- WORK REQUIRED:
Arrange every line of the data below as a JSON list of strings, one string per line, leaving out any blank lines.

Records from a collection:

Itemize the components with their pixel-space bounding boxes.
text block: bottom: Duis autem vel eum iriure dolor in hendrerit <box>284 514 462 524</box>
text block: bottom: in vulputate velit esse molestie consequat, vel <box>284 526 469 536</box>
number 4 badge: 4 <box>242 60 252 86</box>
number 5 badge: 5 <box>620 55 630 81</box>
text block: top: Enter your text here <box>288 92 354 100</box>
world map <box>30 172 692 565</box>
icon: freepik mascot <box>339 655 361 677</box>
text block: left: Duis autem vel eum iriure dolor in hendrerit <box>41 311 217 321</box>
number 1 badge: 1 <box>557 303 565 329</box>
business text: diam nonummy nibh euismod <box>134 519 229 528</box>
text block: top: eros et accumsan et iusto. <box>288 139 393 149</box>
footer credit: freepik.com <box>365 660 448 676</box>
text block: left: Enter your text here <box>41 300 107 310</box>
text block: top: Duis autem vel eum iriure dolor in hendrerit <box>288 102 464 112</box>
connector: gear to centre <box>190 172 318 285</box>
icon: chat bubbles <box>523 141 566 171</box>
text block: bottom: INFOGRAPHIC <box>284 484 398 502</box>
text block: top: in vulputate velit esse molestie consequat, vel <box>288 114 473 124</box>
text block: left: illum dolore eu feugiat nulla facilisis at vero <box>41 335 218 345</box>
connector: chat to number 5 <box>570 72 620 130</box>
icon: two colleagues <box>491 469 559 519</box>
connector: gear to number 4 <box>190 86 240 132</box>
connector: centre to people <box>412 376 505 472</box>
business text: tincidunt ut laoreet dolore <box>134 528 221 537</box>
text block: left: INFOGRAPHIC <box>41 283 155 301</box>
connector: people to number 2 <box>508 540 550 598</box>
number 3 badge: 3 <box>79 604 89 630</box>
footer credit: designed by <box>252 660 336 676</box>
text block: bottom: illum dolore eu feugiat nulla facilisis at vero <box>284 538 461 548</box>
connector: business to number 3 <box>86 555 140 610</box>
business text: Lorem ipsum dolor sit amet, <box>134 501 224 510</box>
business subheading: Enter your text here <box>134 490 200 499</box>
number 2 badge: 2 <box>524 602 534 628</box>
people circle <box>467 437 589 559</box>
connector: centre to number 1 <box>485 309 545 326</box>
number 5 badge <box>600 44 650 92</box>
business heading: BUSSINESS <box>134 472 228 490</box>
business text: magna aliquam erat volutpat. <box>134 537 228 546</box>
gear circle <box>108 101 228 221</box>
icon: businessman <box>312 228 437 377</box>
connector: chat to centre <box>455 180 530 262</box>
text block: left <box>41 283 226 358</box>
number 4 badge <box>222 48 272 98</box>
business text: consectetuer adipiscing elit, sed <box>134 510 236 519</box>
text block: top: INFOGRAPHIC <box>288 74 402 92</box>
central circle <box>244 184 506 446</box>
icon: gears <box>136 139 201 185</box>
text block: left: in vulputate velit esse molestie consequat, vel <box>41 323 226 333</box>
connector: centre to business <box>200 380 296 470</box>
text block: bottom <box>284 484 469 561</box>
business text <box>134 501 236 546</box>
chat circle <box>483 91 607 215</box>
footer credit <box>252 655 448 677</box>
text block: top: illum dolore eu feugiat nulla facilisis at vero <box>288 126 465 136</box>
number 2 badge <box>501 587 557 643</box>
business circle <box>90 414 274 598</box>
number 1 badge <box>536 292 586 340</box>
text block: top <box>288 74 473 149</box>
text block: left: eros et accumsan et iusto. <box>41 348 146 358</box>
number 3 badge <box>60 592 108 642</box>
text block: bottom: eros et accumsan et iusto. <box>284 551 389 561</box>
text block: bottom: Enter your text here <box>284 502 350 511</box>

- SOLUTION FOR THIS PROBLEM:
[
  "Itemize the components with their pixel-space bounding boxes.",
  "text block: bottom: Duis autem vel eum iriure dolor in hendrerit <box>284 514 462 524</box>",
  "text block: bottom: in vulputate velit esse molestie consequat, vel <box>284 526 469 536</box>",
  "number 4 badge: 4 <box>242 60 252 86</box>",
  "number 5 badge: 5 <box>620 55 630 81</box>",
  "text block: top: Enter your text here <box>288 92 354 100</box>",
  "world map <box>30 172 692 565</box>",
  "icon: freepik mascot <box>339 655 361 677</box>",
  "text block: left: Duis autem vel eum iriure dolor in hendrerit <box>41 311 217 321</box>",
  "number 1 badge: 1 <box>557 303 565 329</box>",
  "business text: diam nonummy nibh euismod <box>134 519 229 528</box>",
  "text block: top: eros et accumsan et iusto. <box>288 139 393 149</box>",
  "footer credit: freepik.com <box>365 660 448 676</box>",
  "text block: left: Enter your text here <box>41 300 107 310</box>",
  "text block: top: Duis autem vel eum iriure dolor in hendrerit <box>288 102 464 112</box>",
  "connector: gear to centre <box>190 172 318 285</box>",
  "icon: chat bubbles <box>523 141 566 171</box>",
  "text block: bottom: INFOGRAPHIC <box>284 484 398 502</box>",
  "text block: top: in vulputate velit esse molestie consequat, vel <box>288 114 473 124</box>",
  "text block: left: illum dolore eu feugiat nulla facilisis at vero <box>41 335 218 345</box>",
  "connector: chat to number 5 <box>570 72 620 130</box>",
  "icon: two colleagues <box>491 469 559 519</box>",
  "connector: gear to number 4 <box>190 86 240 132</box>",
  "connector: centre to people <box>412 376 505 472</box>",
  "business text: tincidunt ut laoreet dolore <box>134 528 221 537</box>",
  "text block: left: INFOGRAPHIC <box>41 283 155 301</box>",
  "connector: people to number 2 <box>508 540 550 598</box>",
  "number 3 badge: 3 <box>79 604 89 630</box>",
  "footer credit: designed by <box>252 660 336 676</box>",
  "text block: bottom: illum dolore eu feugiat nulla facilisis at vero <box>284 538 461 548</box>",
  "connector: business to number 3 <box>86 555 140 610</box>",
  "business text: Lorem ipsum dolor sit amet, <box>134 501 224 510</box>",
  "business subheading: Enter your text here <box>134 490 200 499</box>",
  "number 2 badge: 2 <box>524 602 534 628</box>",
  "people circle <box>467 437 589 559</box>",
  "connector: centre to number 1 <box>485 309 545 326</box>",
  "number 5 badge <box>600 44 650 92</box>",
  "business heading: BUSSINESS <box>134 472 228 490</box>",
  "business text: magna aliquam erat volutpat. <box>134 537 228 546</box>",
  "gear circle <box>108 101 228 221</box>",
  "icon: businessman <box>312 228 437 377</box>",
  "connector: chat to centre <box>455 180 530 262</box>",
  "text block: left <box>41 283 226 358</box>",
  "number 4 badge <box>222 48 272 98</box>",
  "business text: consectetuer adipiscing elit, sed <box>134 510 236 519</box>",
  "text block: top: INFOGRAPHIC <box>288 74 402 92</box>",
  "central circle <box>244 184 506 446</box>",
  "icon: gears <box>136 139 201 185</box>",
  "text block: left: in vulputate velit esse molestie consequat, vel <box>41 323 226 333</box>",
  "connector: centre to business <box>200 380 296 470</box>",
  "text block: bottom <box>284 484 469 561</box>",
  "business text <box>134 501 236 546</box>",
  "chat circle <box>483 91 607 215</box>",
  "footer credit <box>252 655 448 677</box>",
  "text block: top: illum dolore eu feugiat nulla facilisis at vero <box>288 126 465 136</box>",
  "number 2 badge <box>501 587 557 643</box>",
  "business circle <box>90 414 274 598</box>",
  "number 1 badge <box>536 292 586 340</box>",
  "text block: top <box>288 74 473 149</box>",
  "text block: left: eros et accumsan et iusto. <box>41 348 146 358</box>",
  "number 3 badge <box>60 592 108 642</box>",
  "text block: bottom: eros et accumsan et iusto. <box>284 551 389 561</box>",
  "text block: bottom: Enter your text here <box>284 502 350 511</box>"
]